* [Exercise aim]: Reproduce every line of the records with each "weekday-label" swapped for "weekday-name", leaving everything else unchanged. Omit the picture from your answer.
══ Data entries ══
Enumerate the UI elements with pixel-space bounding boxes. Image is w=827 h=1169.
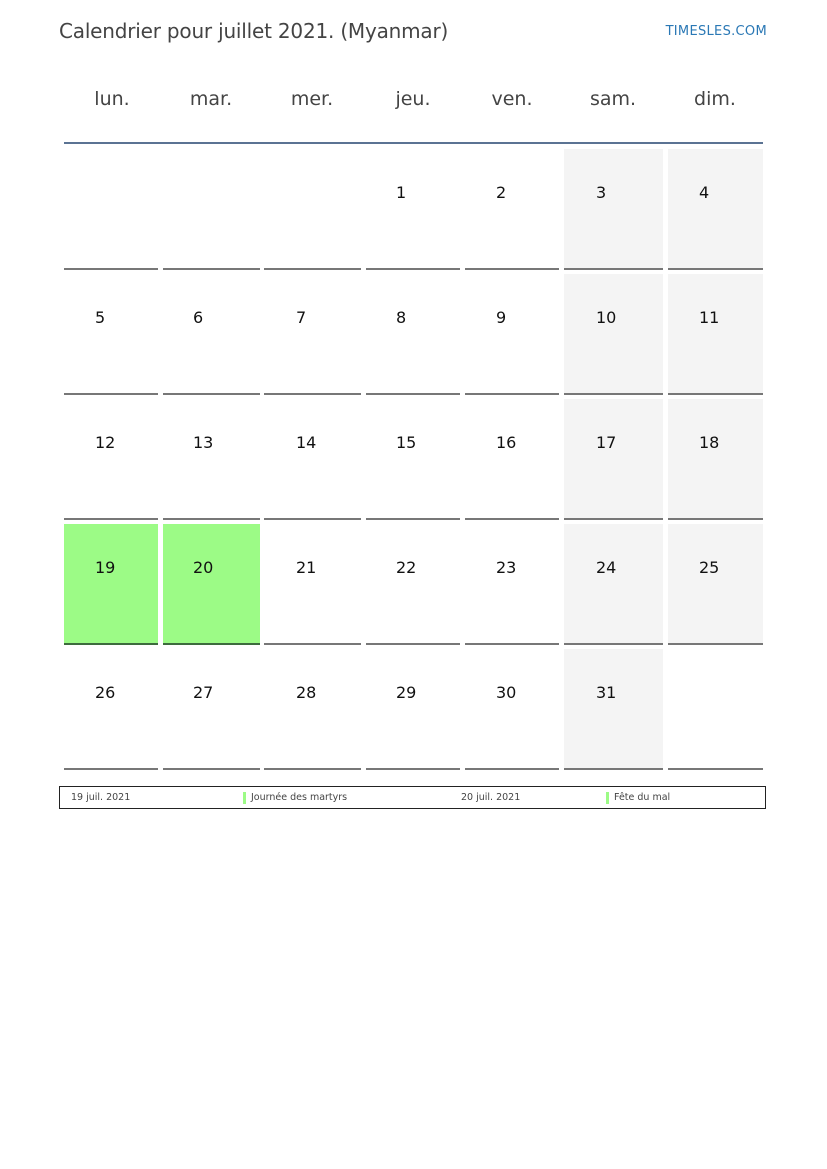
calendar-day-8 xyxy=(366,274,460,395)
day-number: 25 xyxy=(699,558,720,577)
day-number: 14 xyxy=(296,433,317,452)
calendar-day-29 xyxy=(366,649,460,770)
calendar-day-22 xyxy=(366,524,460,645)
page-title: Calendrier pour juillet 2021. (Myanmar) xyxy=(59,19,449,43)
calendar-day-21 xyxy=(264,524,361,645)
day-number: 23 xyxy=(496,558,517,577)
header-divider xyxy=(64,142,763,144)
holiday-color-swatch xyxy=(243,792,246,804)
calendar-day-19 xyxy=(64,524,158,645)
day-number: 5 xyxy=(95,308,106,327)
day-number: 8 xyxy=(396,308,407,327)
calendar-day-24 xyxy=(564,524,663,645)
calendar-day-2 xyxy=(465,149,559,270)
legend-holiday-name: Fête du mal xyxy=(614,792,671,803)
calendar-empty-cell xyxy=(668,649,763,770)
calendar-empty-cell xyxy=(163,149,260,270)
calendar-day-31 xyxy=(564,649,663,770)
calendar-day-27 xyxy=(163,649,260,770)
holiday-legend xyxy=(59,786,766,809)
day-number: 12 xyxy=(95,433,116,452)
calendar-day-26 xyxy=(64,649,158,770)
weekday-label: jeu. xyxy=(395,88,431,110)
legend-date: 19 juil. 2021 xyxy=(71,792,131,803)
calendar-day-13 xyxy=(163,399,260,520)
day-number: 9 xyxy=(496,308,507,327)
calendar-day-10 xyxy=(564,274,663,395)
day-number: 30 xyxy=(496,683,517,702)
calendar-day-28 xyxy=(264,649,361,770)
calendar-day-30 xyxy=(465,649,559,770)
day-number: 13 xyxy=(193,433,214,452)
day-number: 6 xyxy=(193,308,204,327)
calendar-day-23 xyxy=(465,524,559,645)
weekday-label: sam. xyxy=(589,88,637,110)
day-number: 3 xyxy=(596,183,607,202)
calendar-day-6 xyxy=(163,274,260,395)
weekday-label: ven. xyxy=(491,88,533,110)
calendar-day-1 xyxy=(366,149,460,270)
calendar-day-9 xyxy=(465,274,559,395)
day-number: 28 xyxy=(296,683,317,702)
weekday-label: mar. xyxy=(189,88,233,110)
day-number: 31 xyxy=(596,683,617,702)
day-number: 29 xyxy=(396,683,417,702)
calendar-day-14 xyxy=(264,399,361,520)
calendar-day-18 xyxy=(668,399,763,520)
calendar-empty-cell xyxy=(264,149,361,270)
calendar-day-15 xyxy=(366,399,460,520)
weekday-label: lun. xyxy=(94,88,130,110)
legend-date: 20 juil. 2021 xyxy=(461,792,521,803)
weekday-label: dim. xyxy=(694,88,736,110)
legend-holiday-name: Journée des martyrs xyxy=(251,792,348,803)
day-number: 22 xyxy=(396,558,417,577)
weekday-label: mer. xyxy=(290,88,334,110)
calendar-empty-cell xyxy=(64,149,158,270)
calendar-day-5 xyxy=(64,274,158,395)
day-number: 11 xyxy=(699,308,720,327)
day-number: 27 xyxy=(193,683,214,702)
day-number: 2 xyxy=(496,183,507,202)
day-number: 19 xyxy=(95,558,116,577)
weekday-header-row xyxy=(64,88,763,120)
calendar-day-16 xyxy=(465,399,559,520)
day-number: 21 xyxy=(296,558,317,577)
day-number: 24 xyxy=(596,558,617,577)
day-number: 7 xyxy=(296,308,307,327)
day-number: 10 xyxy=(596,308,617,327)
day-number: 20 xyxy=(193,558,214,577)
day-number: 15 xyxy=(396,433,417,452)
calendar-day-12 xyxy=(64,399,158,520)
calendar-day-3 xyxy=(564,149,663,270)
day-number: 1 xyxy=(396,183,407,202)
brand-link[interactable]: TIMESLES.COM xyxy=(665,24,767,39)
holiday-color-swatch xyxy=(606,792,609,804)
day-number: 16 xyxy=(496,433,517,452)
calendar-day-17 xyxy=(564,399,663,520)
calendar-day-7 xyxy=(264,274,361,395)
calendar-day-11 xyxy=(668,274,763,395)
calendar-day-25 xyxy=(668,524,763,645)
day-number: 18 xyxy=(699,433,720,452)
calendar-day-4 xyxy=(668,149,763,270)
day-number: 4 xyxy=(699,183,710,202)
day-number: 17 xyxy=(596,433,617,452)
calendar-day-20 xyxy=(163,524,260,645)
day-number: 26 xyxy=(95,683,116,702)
═══
* [The response]:
Enumerate the UI elements with pixel-space bounding boxes. Image is w=827 h=1169.
calendar-day-8 xyxy=(366,274,460,395)
day-number: 25 xyxy=(699,558,720,577)
day-number: 14 xyxy=(296,433,317,452)
calendar-day-29 xyxy=(366,649,460,770)
calendar-day-22 xyxy=(366,524,460,645)
page-title: Calendrier pour juillet 2021. (Myanmar) xyxy=(59,19,449,43)
calendar-day-21 xyxy=(264,524,361,645)
day-number: 23 xyxy=(496,558,517,577)
header-divider xyxy=(64,142,763,144)
holiday-color-swatch xyxy=(243,792,246,804)
calendar-day-19 xyxy=(64,524,158,645)
day-number: 5 xyxy=(95,308,106,327)
day-number: 8 xyxy=(396,308,407,327)
calendar-day-24 xyxy=(564,524,663,645)
calendar-day-2 xyxy=(465,149,559,270)
legend-holiday-name: Fête du mal xyxy=(614,792,671,803)
calendar-empty-cell xyxy=(668,649,763,770)
calendar-empty-cell xyxy=(163,149,260,270)
calendar-day-31 xyxy=(564,649,663,770)
calendar-day-27 xyxy=(163,649,260,770)
holiday-legend xyxy=(59,786,766,809)
day-number: 12 xyxy=(95,433,116,452)
calendar-day-26 xyxy=(64,649,158,770)
weekday-name: jeu. xyxy=(395,88,431,110)
legend-date: 19 juil. 2021 xyxy=(71,792,131,803)
calendar-day-13 xyxy=(163,399,260,520)
day-number: 9 xyxy=(496,308,507,327)
calendar-day-10 xyxy=(564,274,663,395)
day-number: 30 xyxy=(496,683,517,702)
calendar-day-28 xyxy=(264,649,361,770)
calendar-day-30 xyxy=(465,649,559,770)
day-number: 13 xyxy=(193,433,214,452)
day-number: 6 xyxy=(193,308,204,327)
calendar-day-23 xyxy=(465,524,559,645)
weekday-name: sam. xyxy=(589,88,637,110)
day-number: 3 xyxy=(596,183,607,202)
calendar-day-6 xyxy=(163,274,260,395)
weekday-name: ven. xyxy=(491,88,533,110)
calendar-day-1 xyxy=(366,149,460,270)
calendar-day-9 xyxy=(465,274,559,395)
day-number: 28 xyxy=(296,683,317,702)
weekday-name: mar. xyxy=(189,88,233,110)
day-number: 31 xyxy=(596,683,617,702)
day-number: 29 xyxy=(396,683,417,702)
calendar-day-14 xyxy=(264,399,361,520)
calendar-day-18 xyxy=(668,399,763,520)
calendar-empty-cell xyxy=(264,149,361,270)
calendar-day-15 xyxy=(366,399,460,520)
weekday-name: lun. xyxy=(94,88,130,110)
legend-date: 20 juil. 2021 xyxy=(461,792,521,803)
weekday-name: dim. xyxy=(694,88,736,110)
legend-holiday-name: Journée des martyrs xyxy=(251,792,348,803)
day-number: 22 xyxy=(396,558,417,577)
weekday-name: mer. xyxy=(290,88,334,110)
calendar-empty-cell xyxy=(64,149,158,270)
calendar-day-5 xyxy=(64,274,158,395)
day-number: 11 xyxy=(699,308,720,327)
day-number: 27 xyxy=(193,683,214,702)
day-number: 2 xyxy=(496,183,507,202)
day-number: 19 xyxy=(95,558,116,577)
weekday-header-row xyxy=(64,88,763,120)
calendar-day-16 xyxy=(465,399,559,520)
day-number: 21 xyxy=(296,558,317,577)
day-number: 24 xyxy=(596,558,617,577)
day-number: 7 xyxy=(296,308,307,327)
day-number: 10 xyxy=(596,308,617,327)
day-number: 20 xyxy=(193,558,214,577)
day-number: 15 xyxy=(396,433,417,452)
calendar-day-12 xyxy=(64,399,158,520)
calendar-day-3 xyxy=(564,149,663,270)
day-number: 1 xyxy=(396,183,407,202)
brand-link[interactable]: TIMESLES.COM xyxy=(665,24,767,39)
holiday-color-swatch xyxy=(606,792,609,804)
day-number: 16 xyxy=(496,433,517,452)
calendar-day-17 xyxy=(564,399,663,520)
calendar-day-7 xyxy=(264,274,361,395)
calendar-day-11 xyxy=(668,274,763,395)
calendar-day-25 xyxy=(668,524,763,645)
day-number: 18 xyxy=(699,433,720,452)
calendar-day-4 xyxy=(668,149,763,270)
day-number: 4 xyxy=(699,183,710,202)
day-number: 17 xyxy=(596,433,617,452)
calendar-day-20 xyxy=(163,524,260,645)
day-number: 26 xyxy=(95,683,116,702)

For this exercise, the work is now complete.